- Task statement: Render the lines starting with the line containing "x-tick-label: květen — [279, 469, 301, 534]" and going on through the line containing "data-point — [586, 117, 603, 134]" as a Markdown table with the columns "Row" and "Line", numbering each row and leaving out any blank lines.

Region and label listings
--- BEGIN ---
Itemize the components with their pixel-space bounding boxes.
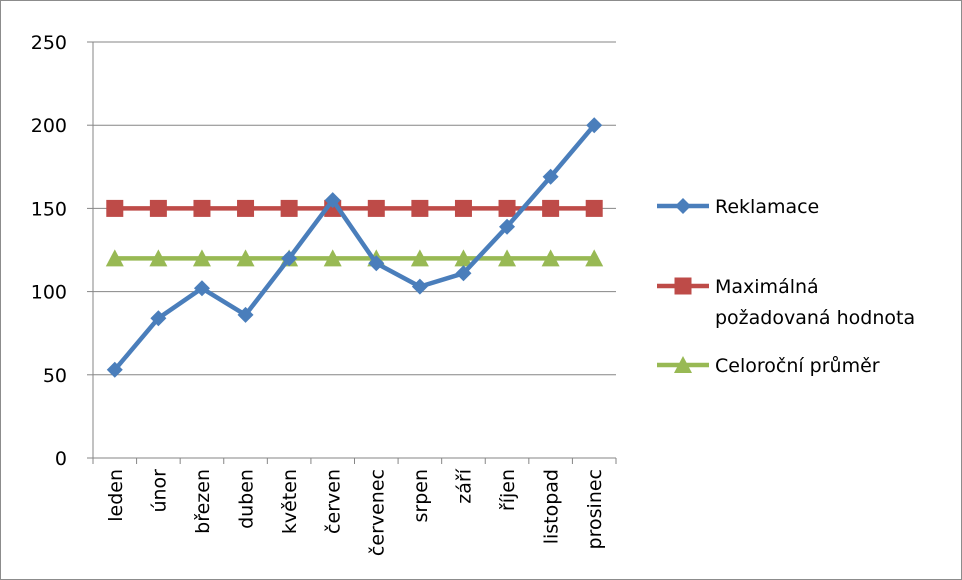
x-tick-label: květen — [279, 469, 301, 534]
y-tick-label: 0 — [55, 448, 67, 470]
series-2 — [106, 199, 603, 217]
legend-label-line: Celoroční průměr — [715, 355, 880, 377]
legend-label-line: požadovaná hodnota — [715, 307, 915, 329]
data-point — [411, 278, 428, 295]
legend-label: Maximálná požadovaná hodnota — [715, 276, 915, 329]
x-tick-label: srpen — [410, 469, 432, 523]
axes — [87, 41, 617, 464]
data-point — [499, 218, 516, 235]
data-point — [237, 306, 254, 323]
data-point — [106, 199, 124, 217]
data-point — [367, 199, 385, 217]
legend-marker — [675, 198, 691, 214]
data-point — [455, 265, 472, 282]
legend-label: Reklamace — [715, 196, 819, 218]
x-tick-label: říjen — [497, 469, 519, 511]
data-point — [498, 249, 517, 267]
y-tick-label: 100 — [31, 282, 67, 304]
data-point — [585, 199, 603, 217]
x-tick-label: prosinec — [584, 469, 606, 549]
legend-entry: Celoroční průměr — [657, 355, 880, 377]
x-tick-label: únor — [148, 469, 170, 513]
legend-entry: Maximálná požadovaná hodnota — [657, 276, 915, 329]
data-point — [542, 168, 559, 185]
data-point — [585, 249, 604, 267]
x-tick-label: červenec — [366, 469, 388, 556]
data-point — [498, 199, 516, 217]
x-tick-label: duben — [236, 469, 258, 529]
data-point — [411, 199, 429, 217]
y-tick-label: 150 — [31, 198, 67, 220]
data-point — [193, 280, 210, 297]
data-point — [410, 249, 429, 267]
data-point — [324, 192, 341, 209]
series-3 — [105, 249, 604, 267]
data-point — [193, 199, 211, 217]
data-point — [237, 199, 255, 217]
legend-entry: Reklamace — [657, 196, 819, 218]
x-tick-label: září — [453, 468, 475, 503]
data-point — [368, 255, 385, 272]
series-1 — [106, 117, 603, 378]
x-tick-label: červen — [323, 469, 345, 534]
data-point — [323, 249, 342, 267]
data-point — [105, 249, 124, 267]
data-point — [149, 199, 167, 217]
data-point — [281, 250, 298, 267]
data-point — [586, 117, 603, 134]
data-point — [280, 199, 298, 217]
legend-label-line: Maximálná — [715, 276, 819, 298]
data-point — [541, 249, 560, 267]
y-axis-ticks: 0 50 100 150 200 250 — [31, 32, 67, 470]
x-axis-ticks: leden únor březen duben květen červen červenec… — [105, 468, 606, 556]
data-point — [106, 361, 123, 378]
legend: Reklamace Maximálná požadovaná hodnota Celo… — [657, 196, 915, 377]
series-group — [105, 117, 604, 378]
legend-marker — [674, 277, 692, 295]
data-point — [192, 249, 211, 267]
legend-marker — [674, 356, 692, 373]
data-point — [454, 199, 472, 217]
y-tick-label: 250 — [31, 32, 67, 54]
data-point — [150, 310, 167, 327]
y-tick-label: 50 — [43, 365, 67, 387]
legend-label: Celoroční průměr — [715, 355, 880, 377]
x-tick-label: březen — [192, 469, 214, 534]
series-line — [113, 123, 596, 372]
data-point — [454, 249, 473, 267]
data-point — [149, 249, 168, 267]
data-point — [236, 249, 255, 267]
y-tick-label: 200 — [31, 115, 67, 137]
legend-label-line: Reklamace — [715, 196, 819, 218]
data-point — [542, 199, 560, 217]
x-tick-label: leden — [105, 469, 127, 522]
x-tick-label: listopad — [541, 469, 563, 544]
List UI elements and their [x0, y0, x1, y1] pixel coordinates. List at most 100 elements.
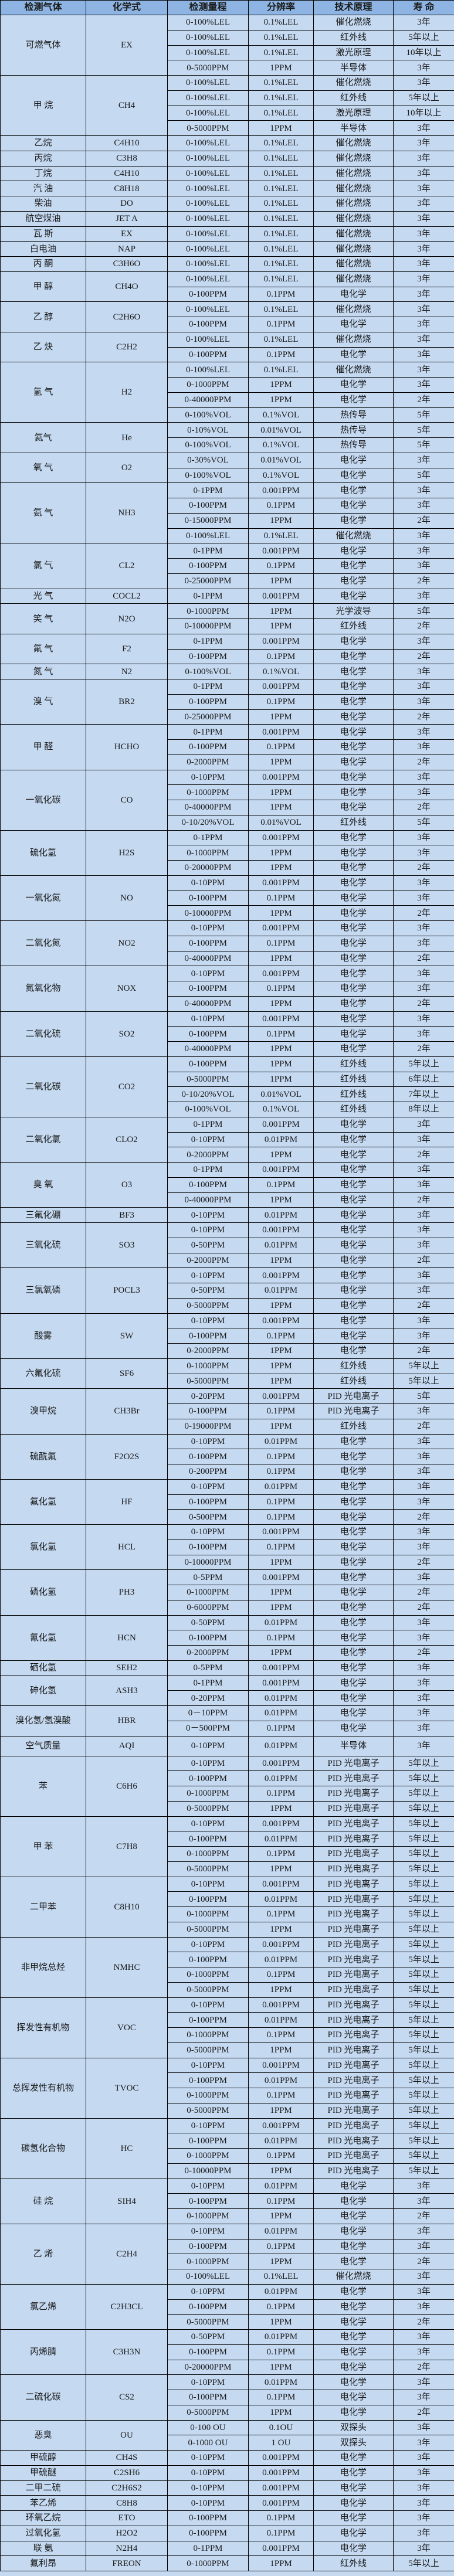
principle-cell: PID 光电离子 — [313, 1952, 394, 1967]
principle-cell: 电化学 — [313, 1433, 394, 1450]
lifespan-cell: 5年以上 — [393, 2088, 454, 2103]
principle-cell: 电化学 — [313, 286, 394, 303]
resolution-cell: 1PPM — [248, 512, 314, 529]
resolution-cell: 0.01%VOL — [248, 1086, 314, 1102]
resolution-cell: 1PPM — [248, 1418, 314, 1435]
table-row: 硒化氢 SEH2 0-5PPM 0.001PPM 电化学 3年 — [0, 1660, 454, 1676]
lifespan-cell: 2年 — [393, 1599, 454, 1616]
principle-cell: 电化学 — [313, 1630, 394, 1646]
principle-cell: 红外线 — [313, 1086, 394, 1102]
resolution-cell: 0.001PPM — [248, 2465, 314, 2481]
principle-cell: PID 光电离子 — [313, 1876, 394, 1892]
range-cell: 0-100%LEL — [167, 331, 249, 348]
lifespan-cell: 5年以上 — [393, 1800, 454, 1817]
principle-cell: 电化学 — [313, 1283, 394, 1299]
resolution-cell: 0.1PPM — [248, 558, 314, 574]
resolution-cell: 1PPM — [248, 1861, 314, 1877]
principle-cell: 电化学 — [313, 2283, 394, 2300]
table-row: 二氧化氯 CLO2 0-1PPM 0.001PPM 电化学 3年 — [0, 1116, 454, 1163]
table-row: 0-10PPM 0.01PPM 电化学 3年 — [1, 1131, 454, 1148]
principle-cell: 电化学 — [313, 2510, 394, 2526]
resolution-cell: 0.1PPM — [248, 1026, 314, 1042]
principle-cell: 电化学 — [313, 679, 394, 695]
range-cell: 0-1PPM — [167, 2540, 249, 2557]
range-cell: 0-100PPM — [167, 694, 249, 710]
resolution-cell: 0.001PPM — [248, 1675, 314, 1691]
range-cell: 0-5000PPM — [167, 1982, 249, 1998]
principle-cell: 电化学 — [313, 512, 394, 529]
principle-cell: 电化学 — [313, 784, 394, 800]
formula-cell: C3H3N — [86, 2329, 168, 2376]
range-cell: 0-5000PPM — [167, 1071, 249, 1088]
table-row: 0-100%LEL 0.1%LEL 激光原理 10年以上 — [1, 45, 454, 61]
resolution-cell: 0.001PPM — [248, 1569, 314, 1585]
range-cell: 0-10PPM — [167, 2480, 249, 2496]
resolution-cell: 1PPM — [248, 2042, 314, 2058]
lifespan-cell: 6年以上 — [393, 1071, 454, 1088]
gas-name-cell: 氮氧化物 — [0, 966, 86, 1012]
principle-cell: 电化学 — [313, 2329, 394, 2345]
range-cell: 0-100%LEL — [167, 165, 249, 182]
principle-cell: 电化学 — [313, 1509, 394, 1525]
table-row: 二硫化碳 CS2 0-10PPM 0.01PPM 电化学 3年 — [0, 2374, 454, 2421]
gas-name-cell: 氰化氢 — [0, 1615, 86, 1661]
formula-cell: C7H8 — [86, 1816, 168, 1877]
principle-cell: PID 光电离子 — [313, 1846, 394, 1862]
lifespan-cell: 2年 — [393, 2254, 454, 2269]
table-row: 0-100PPM 0.1PPM 电化学 3年 — [1, 1494, 454, 1510]
principle-cell: 电化学 — [313, 1147, 394, 1163]
resolution-cell: 0.1PPM — [248, 1464, 314, 1480]
resolution-cell: 0.001PPM — [248, 1936, 314, 1953]
header-range: 检测量程 — [167, 0, 249, 15]
range-cell: 0-500PPM — [167, 1509, 249, 1525]
table-row: 0-100%LEL 0.1%LEL 红外线 5年以上 — [1, 29, 454, 46]
principle-cell: PID 光电离子 — [313, 1982, 394, 1998]
gas-name-cell: 砷化氢 — [0, 1675, 86, 1706]
resolution-cell: 0.01PPM — [248, 1615, 314, 1631]
resolution-cell: 0.1%VOL — [248, 664, 314, 679]
resolution-cell: 1PPM — [248, 1373, 314, 1389]
gas-name-cell: 光 气 — [0, 588, 86, 604]
principle-cell: 红外线 — [313, 1056, 394, 1072]
lifespan-cell: 5年 — [393, 603, 454, 619]
principle-cell: 红外线 — [313, 618, 394, 634]
formula-cell: NAP — [86, 241, 168, 257]
lifespan-cell: 5年以上 — [393, 2027, 454, 2043]
range-cell: 0-100PPM — [167, 2390, 249, 2405]
gas-name-cell: 二氧化碳 — [0, 1056, 86, 1117]
lifespan-cell: 3年 — [393, 331, 454, 348]
resolution-cell: 1PPM — [248, 1252, 314, 1269]
principle-cell: 电化学 — [313, 2480, 394, 2496]
principle-cell: 电化学 — [313, 1011, 394, 1027]
lifespan-cell: 3年 — [393, 286, 454, 303]
lifespan-cell: 3年 — [393, 1177, 454, 1193]
resolution-cell: 0.1PPM — [248, 1449, 314, 1464]
range-cell: 0-50PPM — [167, 1283, 249, 1299]
table-row: 0-19000PPM 1PPM 红外线 2年 — [1, 1418, 454, 1435]
principle-cell: 半导体 — [313, 1735, 394, 1756]
resolution-cell: 0.01PPM — [248, 2374, 314, 2390]
range-cell: 0-10PPM — [167, 2223, 249, 2239]
lifespan-cell: 3年 — [393, 694, 454, 710]
principle-cell: 电化学 — [313, 2465, 394, 2481]
range-cell: 0-100PPM — [167, 2193, 249, 2209]
resolution-cell: 0.001PPM — [248, 724, 314, 740]
resolution-cell: 0.1OU — [248, 2419, 314, 2436]
table-row: 0-10000PPM 1PPM PID 光电离子 5年以上 — [1, 2163, 454, 2179]
principle-cell: 电化学 — [313, 981, 394, 997]
table-row: 0-100PPM 0.1PPM 电化学 3年 — [1, 286, 454, 303]
gas-name-cell: 瓦 斯 — [0, 226, 86, 242]
principle-cell: PID 光电离子 — [313, 1831, 394, 1847]
range-cell: 0-40000PPM — [167, 800, 249, 815]
resolution-cell: 0.1%VOL — [248, 407, 314, 423]
resolution-cell: 0.1PPM — [248, 1630, 314, 1646]
range-cell: 0-10PPM — [167, 769, 249, 786]
range-cell: 0-100PPM — [167, 890, 249, 906]
range-cell: 0-100PPM — [167, 346, 249, 363]
range-cell: 0-100%LEL — [167, 196, 249, 212]
table-row: 环氧乙烷 ETO 0-100PPM 0.1PPM 电化学 3年 — [0, 2510, 454, 2526]
formula-cell: C2H6O — [86, 301, 168, 332]
resolution-cell: 0.1PPM — [248, 1846, 314, 1862]
lifespan-cell: 2年 — [393, 2359, 454, 2376]
range-cell: 0-1PPM — [167, 1116, 249, 1133]
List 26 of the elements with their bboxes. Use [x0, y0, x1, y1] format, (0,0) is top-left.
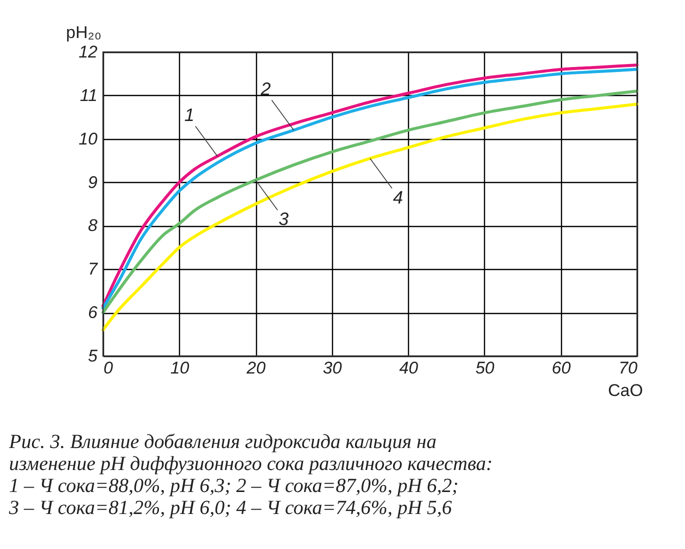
y-tick-label: 11	[80, 86, 98, 105]
annotation: 2	[260, 79, 271, 100]
y-tick-label: 9	[88, 172, 98, 192]
x-tick-label: 50	[475, 358, 495, 378]
y-tick-label: 5	[88, 346, 98, 366]
x-tick-label: 60	[552, 358, 572, 378]
text: 3 – Ч сока=81,2%, pH 6,0; 4 – Ч сока=74,6%, pH 5,6	[8, 497, 452, 519]
x-tick-label: 0	[104, 358, 114, 378]
x-tick-label: 70	[618, 358, 638, 378]
x-tick-label: 10	[170, 358, 190, 378]
x-tick-label: 20	[246, 358, 266, 378]
x-tick-label: 40	[399, 358, 419, 378]
x-axis-title: CaO	[608, 381, 643, 400]
y-tick-label: 8	[88, 216, 98, 236]
text: Рис. 3. Влияние добавления гидроксида кальция на	[8, 431, 436, 453]
annotation: 4	[392, 187, 404, 208]
y-tick-label: 7	[88, 260, 98, 279]
y-tick-label: 12	[78, 42, 98, 62]
y-tick-label: 6	[88, 303, 98, 322]
annotation: 1	[184, 105, 194, 126]
y-tick-label: 10	[78, 129, 98, 148]
x-tick-label: 30	[322, 358, 342, 378]
text: 1 – Ч сока=88,0%, pH 6,3; 2 – Ч сока=87,0%, pH 6,2;	[9, 475, 459, 497]
y-axis-title: pH₂₀	[66, 23, 102, 42]
annotation: 3	[278, 209, 289, 230]
text: изменение pH диффузионного сока различного качества:	[9, 453, 493, 475]
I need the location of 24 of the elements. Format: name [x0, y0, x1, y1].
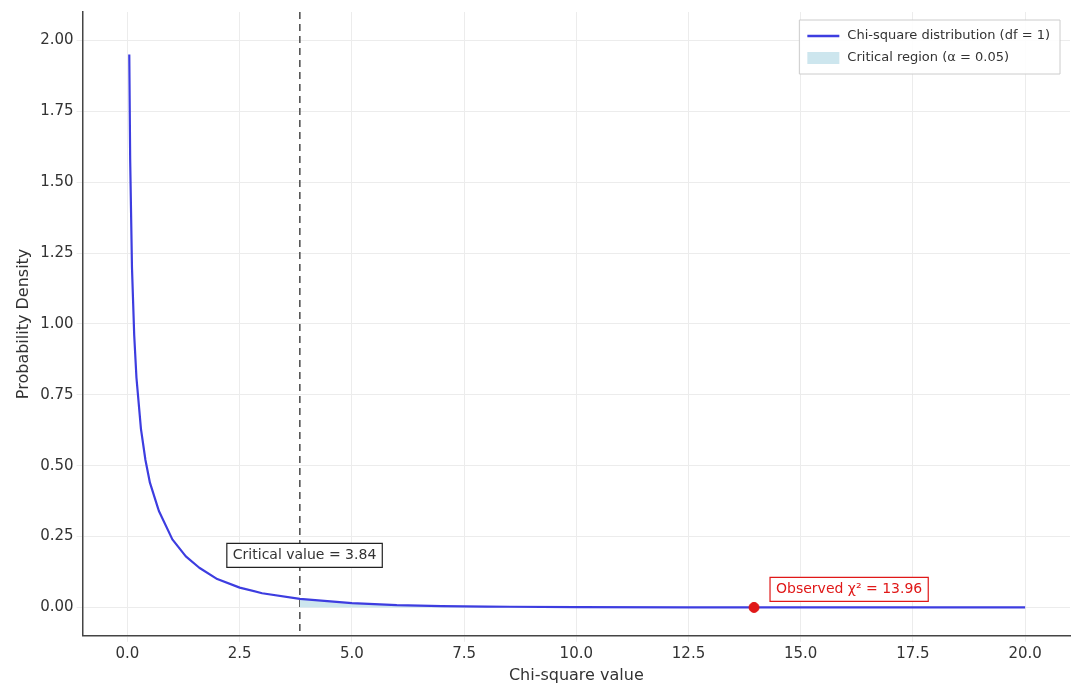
--- END ---
- Exercise output:
| Row | Line |
|---|---|
| 1 | x-tick-label: květen — [279, 469, 301, 534] |
| 2 | y-tick-label: 0 — [55, 448, 67, 470] |
| 3 | series-2 — [106, 199, 603, 217] |
| 4 | legend-label-line: Celoroční průměr — [715, 355, 880, 377] |
| 5 | legend-label-line: požadovaná hodnota — [715, 307, 915, 329] |
| 6 | data-point — [411, 278, 428, 295] |
| 7 | legend-label: Maximálná požadovaná hodnota — [715, 276, 915, 329] |
| 8 | x-tick-label: srpen — [410, 469, 432, 523] |
| 9 | axes — [87, 41, 617, 464] |
| 10 | data-point — [499, 218, 516, 235] |
| 11 | data-point — [237, 306, 254, 323] |
| 12 | data-point — [106, 199, 124, 217] |
| 13 | data-point — [367, 199, 385, 217] |
| 14 | legend-marker — [675, 198, 691, 214] |
| 15 | data-point — [455, 265, 472, 282] |
| 16 | legend-label: Reklamace — [715, 196, 819, 218] |
| 17 | x-tick-label: říjen — [497, 469, 519, 511] |
| 18 | data-point — [498, 249, 517, 267] |
| 19 | y-tick-label: 100 — [31, 282, 67, 304] |
| 20 | data-point — [585, 199, 603, 217] |
| 21 | x-tick-label: prosinec — [584, 469, 606, 549] |
| 22 | legend-entry: Celoroční průměr — [657, 355, 880, 377] |
| 23 | x-tick-label: únor — [148, 469, 170, 513] |
| 24 | legend-entry: Maximálná požadovaná hodnota — [657, 276, 915, 329] |
| 25 | data-point — [542, 168, 559, 185] |
| 26 | data-point — [585, 249, 604, 267] |
| 27 | x-tick-label: červenec — [366, 469, 388, 556] |
| 28 | data-point — [498, 199, 516, 217] |
| 29 | x-tick-label: duben — [236, 469, 258, 529] |
| 30 | data-point — [411, 199, 429, 217] |
| 31 | y-tick-label: 150 — [31, 198, 67, 220] |
| 32 | data-point — [193, 280, 210, 297] |
| 33 | data-point — [410, 249, 429, 267] |
| 34 | data-point — [324, 192, 341, 209] |
| 35 | series-3 — [105, 249, 604, 267] |
| 36 | data-point — [193, 199, 211, 217] |
| 37 | data-point — [237, 199, 255, 217] |
| 38 | legend-entry: Reklamace — [657, 196, 819, 218] |
| 39 | x-tick-label: září — [453, 468, 475, 503] |
| 40 | data-point — [368, 255, 385, 272] |
| 41 | series-1 — [106, 117, 603, 378] |
| 42 | x-tick-label: červen — [323, 469, 345, 534] |
| 43 | data-point — [323, 249, 342, 267] |
| 44 | data-point — [105, 249, 124, 267] |
| 45 | data-point — [149, 199, 167, 217] |
| 46 | data-point — [281, 250, 298, 267] |
| 47 | data-point — [586, 117, 603, 134] |